**Task to complete**
Reproduce the entries word for word, and omit any picture you find in them.

Data excerpts
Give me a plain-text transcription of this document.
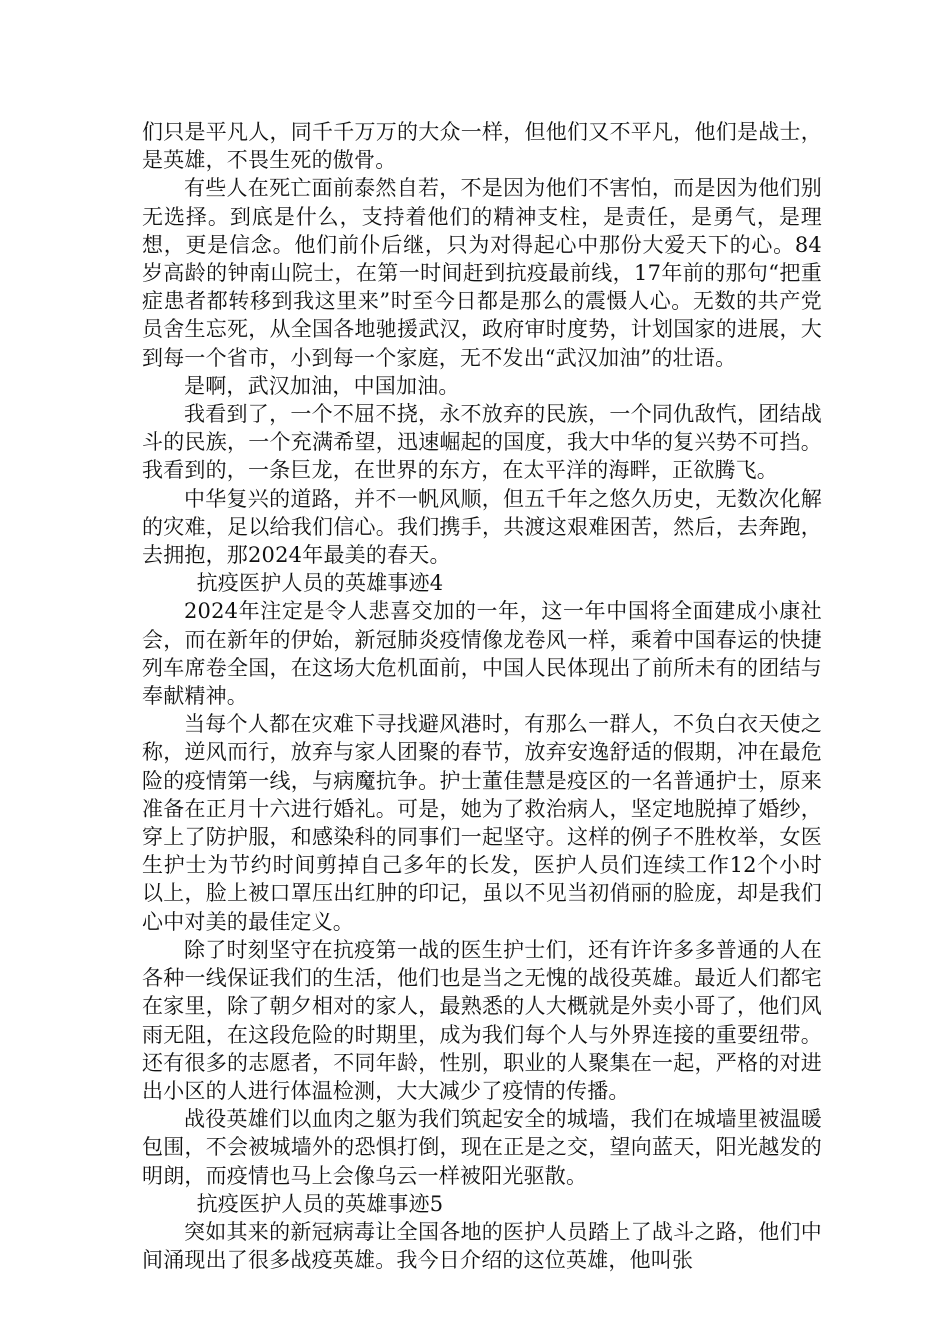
们只是平凡人，同千千万万的大众一样，但他们又不平凡，他们是战士，是英雄，不畏生死的傲骨。

有些人在死亡面前泰然自若，不是因为他们不害怕，而是因为他们别无选择。到底是什么，支持着他们的精神支柱，是责任，是勇气，是理想，更是信念。他们前仆后继，只为对得起心中那份大爱天下的心。84岁高龄的钟南山院士，在第一时间赶到抗疫最前线，17年前的那句“把重症患者都转移到我这里来”时至今日都是那么的震慑人心。无数的共产党员舍生忘死，从全国各地驰援武汉，政府审时度势，计划国家的进展，大到每一个省市，小到每一个家庭，无不发出“武汉加油”的壮语。

是啊，武汉加油，中国加油。

我看到了，一个不屈不挠，永不放弃的民族，一个同仇敌忾，团结战斗的民族，一个充满希望，迅速崛起的国度，我大中华的复兴势不可挡。我看到的，一条巨龙，在世界的东方，在太平洋的海畔，正欲腾飞。

中华复兴的道路，并不一帆风顺，但五千年之悠久历史，无数次化解的灾难，足以给我们信心。我们携手，共渡这艰难困苦，然后，去奔跑，去拥抱，那2024年最美的春天。

抗疫医护人员的英雄事迹4

2024年注定是令人悲喜交加的一年，这一年中国将全面建成小康社会，而在新年的伊始，新冠肺炎疫情像龙卷风一样，乘着中国春运的快捷列车席卷全国，在这场大危机面前，中国人民体现出了前所未有的团结与奉献精神。

当每个人都在灾难下寻找避风港时，有那么一群人，不负白衣天使之称，逆风而行，放弃与家人团聚的春节，放弃安逸舒适的假期，冲在最危险的疫情第一线，与病魔抗争。护士董佳慧是疫区的一名普通护士，原来准备在正月十六进行婚礼。可是，她为了救治病人，坚定地脱掉了婚纱，穿上了防护服，和感染科的同事们一起坚守。这样的例子不胜枚举，女医生护士为节约时间剪掉自己多年的长发，医护人员们连续工作12个小时以上，脸上被口罩压出红肿的印记，虽以不见当初俏丽的脸庞，却是我们心中对美的最佳定义。

除了时刻坚守在抗疫第一战的医生护士们，还有许许多多普通的人在各种一线保证我们的生活，他们也是当之无愧的战役英雄。最近人们都宅在家里，除了朝夕相对的家人，最熟悉的人大概就是外卖小哥了，他们风雨无阻，在这段危险的时期里，成为我们每个人与外界连接的重要纽带。还有很多的志愿者，不同年龄，性别，职业的人聚集在一起，严格的对进出小区的人进行体温检测，大大减少了疫情的传播。

战役英雄们以血肉之躯为我们筑起安全的城墙，我们在城墙里被温暖包围，不会被城墙外的恐惧打倒，现在正是之交，望向蓝天，阳光越发的明朗，而疫情也马上会像乌云一样被阳光驱散。

抗疫医护人员的英雄事迹5

突如其来的新冠病毒让全国各地的医护人员踏上了战斗之路，他们中间涌现出了很多战疫英雄。我今日介绍的这位英雄，他叫张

**Task answer**
Give me a plain-text transcription of this document.
们只是平凡人，同千千万万的大众一样，但他们又不平凡，他们是战士，是英雄，不畏生死的傲骨。

有些人在死亡面前泰然自若，不是因为他们不害怕，而是因为他们别无选择。到底是什么，支持着他们的精神支柱，是责任，是勇气，是理想，更是信念。他们前仆后继，只为对得起心中那份大爱天下的心。84岁高龄的钟南山院士，在第一时间赶到抗疫最前线，17年前的那句“把重症患者都转移到我这里来”时至今日都是那么的震慑人心。无数的共产党员舍生忘死，从全国各地驰援武汉，政府审时度势，计划国家的进展，大到每一个省市，小到每一个家庭，无不发出“武汉加油”的壮语。

是啊，武汉加油，中国加油。

我看到了，一个不屈不挠，永不放弃的民族，一个同仇敌忾，团结战斗的民族，一个充满希望，迅速崛起的国度，我大中华的复兴势不可挡。我看到的，一条巨龙，在世界的东方，在太平洋的海畔，正欲腾飞。

中华复兴的道路，并不一帆风顺，但五千年之悠久历史，无数次化解的灾难，足以给我们信心。我们携手，共渡这艰难困苦，然后，去奔跑，去拥抱，那2024年最美的春天。

抗疫医护人员的英雄事迹4

2024年注定是令人悲喜交加的一年，这一年中国将全面建成小康社会，而在新年的伊始，新冠肺炎疫情像龙卷风一样，乘着中国春运的快捷列车席卷全国，在这场大危机面前，中国人民体现出了前所未有的团结与奉献精神。

当每个人都在灾难下寻找避风港时，有那么一群人，不负白衣天使之称，逆风而行，放弃与家人团聚的春节，放弃安逸舒适的假期，冲在最危险的疫情第一线，与病魔抗争。护士董佳慧是疫区的一名普通护士，原来准备在正月十六进行婚礼。可是，她为了救治病人，坚定地脱掉了婚纱，穿上了防护服，和感染科的同事们一起坚守。这样的例子不胜枚举，女医生护士为节约时间剪掉自己多年的长发，医护人员们连续工作12个小时以上，脸上被口罩压出红肿的印记，虽以不见当初俏丽的脸庞，却是我们心中对美的最佳定义。

除了时刻坚守在抗疫第一战的医生护士们，还有许许多多普通的人在各种一线保证我们的生活，他们也是当之无愧的战役英雄。最近人们都宅在家里，除了朝夕相对的家人，最熟悉的人大概就是外卖小哥了，他们风雨无阻，在这段危险的时期里，成为我们每个人与外界连接的重要纽带。还有很多的志愿者，不同年龄，性别，职业的人聚集在一起，严格的对进出小区的人进行体温检测，大大减少了疫情的传播。

战役英雄们以血肉之躯为我们筑起安全的城墙，我们在城墙里被温暖包围，不会被城墙外的恐惧打倒，现在正是之交，望向蓝天，阳光越发的明朗，而疫情也马上会像乌云一样被阳光驱散。

抗疫医护人员的英雄事迹5

突如其来的新冠病毒让全国各地的医护人员踏上了战斗之路，他们中间涌现出了很多战疫英雄。我今日介绍的这位英雄，他叫张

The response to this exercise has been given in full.